What is being asked: Reproduce the records unchanged, from their first line through the line that contains "info-panel: Confirm restart", including both of those lines.
▽
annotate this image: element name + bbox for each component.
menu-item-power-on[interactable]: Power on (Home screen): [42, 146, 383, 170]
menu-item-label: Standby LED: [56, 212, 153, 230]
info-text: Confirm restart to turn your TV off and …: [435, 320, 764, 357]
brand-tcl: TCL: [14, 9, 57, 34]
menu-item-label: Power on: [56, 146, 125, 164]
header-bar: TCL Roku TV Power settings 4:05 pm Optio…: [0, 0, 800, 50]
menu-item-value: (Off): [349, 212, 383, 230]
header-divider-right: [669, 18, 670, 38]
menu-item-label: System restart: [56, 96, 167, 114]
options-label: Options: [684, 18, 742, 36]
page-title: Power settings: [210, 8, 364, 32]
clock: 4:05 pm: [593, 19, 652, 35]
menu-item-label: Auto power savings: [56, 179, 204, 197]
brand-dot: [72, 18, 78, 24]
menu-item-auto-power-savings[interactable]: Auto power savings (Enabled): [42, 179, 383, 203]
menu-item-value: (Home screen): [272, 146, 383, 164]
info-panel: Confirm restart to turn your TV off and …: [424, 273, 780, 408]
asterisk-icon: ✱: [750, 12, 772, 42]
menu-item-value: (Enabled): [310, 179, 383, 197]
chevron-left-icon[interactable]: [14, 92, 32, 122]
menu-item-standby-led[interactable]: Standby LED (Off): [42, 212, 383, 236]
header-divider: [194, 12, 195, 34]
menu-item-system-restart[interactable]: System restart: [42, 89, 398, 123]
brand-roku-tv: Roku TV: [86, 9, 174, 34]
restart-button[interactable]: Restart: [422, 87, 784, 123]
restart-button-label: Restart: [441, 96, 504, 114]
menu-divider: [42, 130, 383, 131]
△
Final result:
annotate this image: element name + bbox for each component.
menu-item-power-on[interactable]: Power on (Home screen): [42, 146, 383, 170]
menu-item-label: Standby LED: [56, 212, 153, 230]
info-text: Confirm restart to turn your TV off and …: [435, 320, 764, 357]
brand-tcl: TCL: [14, 9, 57, 34]
menu-item-label: Power on: [56, 146, 125, 164]
header-bar: TCL Roku TV Power settings 4:05 pm Optio…: [0, 0, 800, 50]
menu-item-value: (Off): [349, 212, 383, 230]
header-divider-right: [669, 18, 670, 38]
menu-item-label: System restart: [56, 96, 167, 114]
options-label: Options: [684, 18, 742, 36]
page-title: Power settings: [210, 8, 364, 32]
clock: 4:05 pm: [593, 19, 652, 35]
menu-item-label: Auto power savings: [56, 179, 204, 197]
brand-dot: [72, 18, 78, 24]
menu-item-auto-power-savings[interactable]: Auto power savings (Enabled): [42, 179, 383, 203]
menu-item-value: (Home screen): [272, 146, 383, 164]
info-panel: Confirm restart to turn your TV off and …: [424, 273, 780, 408]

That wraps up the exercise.